What you are asked to do: It is required that all of the data be written out exactly.

Extracted data entries:
━━━━

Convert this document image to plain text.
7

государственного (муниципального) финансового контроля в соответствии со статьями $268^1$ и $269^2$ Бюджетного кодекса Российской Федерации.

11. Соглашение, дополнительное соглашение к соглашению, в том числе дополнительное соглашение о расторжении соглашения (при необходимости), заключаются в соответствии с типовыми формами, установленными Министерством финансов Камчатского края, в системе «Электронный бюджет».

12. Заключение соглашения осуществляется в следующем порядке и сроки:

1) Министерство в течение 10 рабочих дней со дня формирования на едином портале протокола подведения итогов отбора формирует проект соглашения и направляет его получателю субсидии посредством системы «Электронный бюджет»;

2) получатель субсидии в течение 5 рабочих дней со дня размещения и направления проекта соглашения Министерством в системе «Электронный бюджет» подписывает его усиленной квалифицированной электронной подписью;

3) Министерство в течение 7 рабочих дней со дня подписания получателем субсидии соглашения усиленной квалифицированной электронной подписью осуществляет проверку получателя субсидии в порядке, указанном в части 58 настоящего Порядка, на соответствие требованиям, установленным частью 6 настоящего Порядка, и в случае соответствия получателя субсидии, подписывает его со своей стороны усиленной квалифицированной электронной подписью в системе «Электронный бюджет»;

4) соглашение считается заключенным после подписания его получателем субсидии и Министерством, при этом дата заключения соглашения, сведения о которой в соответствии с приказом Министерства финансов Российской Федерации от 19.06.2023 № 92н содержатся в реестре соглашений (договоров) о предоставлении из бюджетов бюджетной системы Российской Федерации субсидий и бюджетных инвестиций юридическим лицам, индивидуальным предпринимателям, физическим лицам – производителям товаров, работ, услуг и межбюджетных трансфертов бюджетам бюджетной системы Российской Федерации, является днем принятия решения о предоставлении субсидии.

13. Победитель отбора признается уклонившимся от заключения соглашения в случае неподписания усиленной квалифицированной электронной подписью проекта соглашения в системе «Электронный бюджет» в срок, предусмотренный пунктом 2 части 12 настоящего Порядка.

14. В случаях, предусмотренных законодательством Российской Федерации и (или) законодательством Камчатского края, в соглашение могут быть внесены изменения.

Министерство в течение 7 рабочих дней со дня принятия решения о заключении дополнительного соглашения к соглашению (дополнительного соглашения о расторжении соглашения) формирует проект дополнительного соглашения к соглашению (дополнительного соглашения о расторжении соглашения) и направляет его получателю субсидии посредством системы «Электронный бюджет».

━━━━

Finished answer:
Convert this document image to plain text.
7

государственного (муниципального) финансового контроля в соответствии со статьями $268^1$ и $269^2$ Бюджетного кодекса Российской Федерации.

11. Соглашение, дополнительное соглашение к соглашению, в том числе дополнительное соглашение о расторжении соглашения (при необходимости), заключаются в соответствии с типовыми формами, установленными Министерством финансов Камчатского края, в системе «Электронный бюджет».

12. Заключение соглашения осуществляется в следующем порядке и сроки:

1) Министерство в течение 10 рабочих дней со дня формирования на едином портале протокола подведения итогов отбора формирует проект соглашения и направляет его получателю субсидии посредством системы «Электронный бюджет»;

2) получатель субсидии в течение 5 рабочих дней со дня размещения и направления проекта соглашения Министерством в системе «Электронный бюджет» подписывает его усиленной квалифицированной электронной подписью;

3) Министерство в течение 7 рабочих дней со дня подписания получателем субсидии соглашения усиленной квалифицированной электронной подписью осуществляет проверку получателя субсидии в порядке, указанном в части 58 настоящего Порядка, на соответствие требованиям, установленным частью 6 настоящего Порядка, и в случае соответствия получателя субсидии, подписывает его со своей стороны усиленной квалифицированной электронной подписью в системе «Электронный бюджет»;

4) соглашение считается заключенным после подписания его получателем субсидии и Министерством, при этом дата заключения соглашения, сведения о которой в соответствии с приказом Министерства финансов Российской Федерации от 19.06.2023 № 92н содержатся в реестре соглашений (договоров) о предоставлении из бюджетов бюджетной системы Российской Федерации субсидий и бюджетных инвестиций юридическим лицам, индивидуальным предпринимателям, физическим лицам – производителям товаров, работ, услуг и межбюджетных трансфертов бюджетам бюджетной системы Российской Федерации, является днем принятия решения о предоставлении субсидии.

13. Победитель отбора признается уклонившимся от заключения соглашения в случае неподписания усиленной квалифицированной электронной подписью проекта соглашения в системе «Электронный бюджет» в срок, предусмотренный пунктом 2 части 12 настоящего Порядка.

14. В случаях, предусмотренных законодательством Российской Федерации и (или) законодательством Камчатского края, в соглашение могут быть внесены изменения.

Министерство в течение 7 рабочих дней со дня принятия решения о заключении дополнительного соглашения к соглашению (дополнительного соглашения о расторжении соглашения) формирует проект дополнительного соглашения к соглашению (дополнительного соглашения о расторжении соглашения) и направляет его получателю субсидии посредством системы «Электронный бюджет».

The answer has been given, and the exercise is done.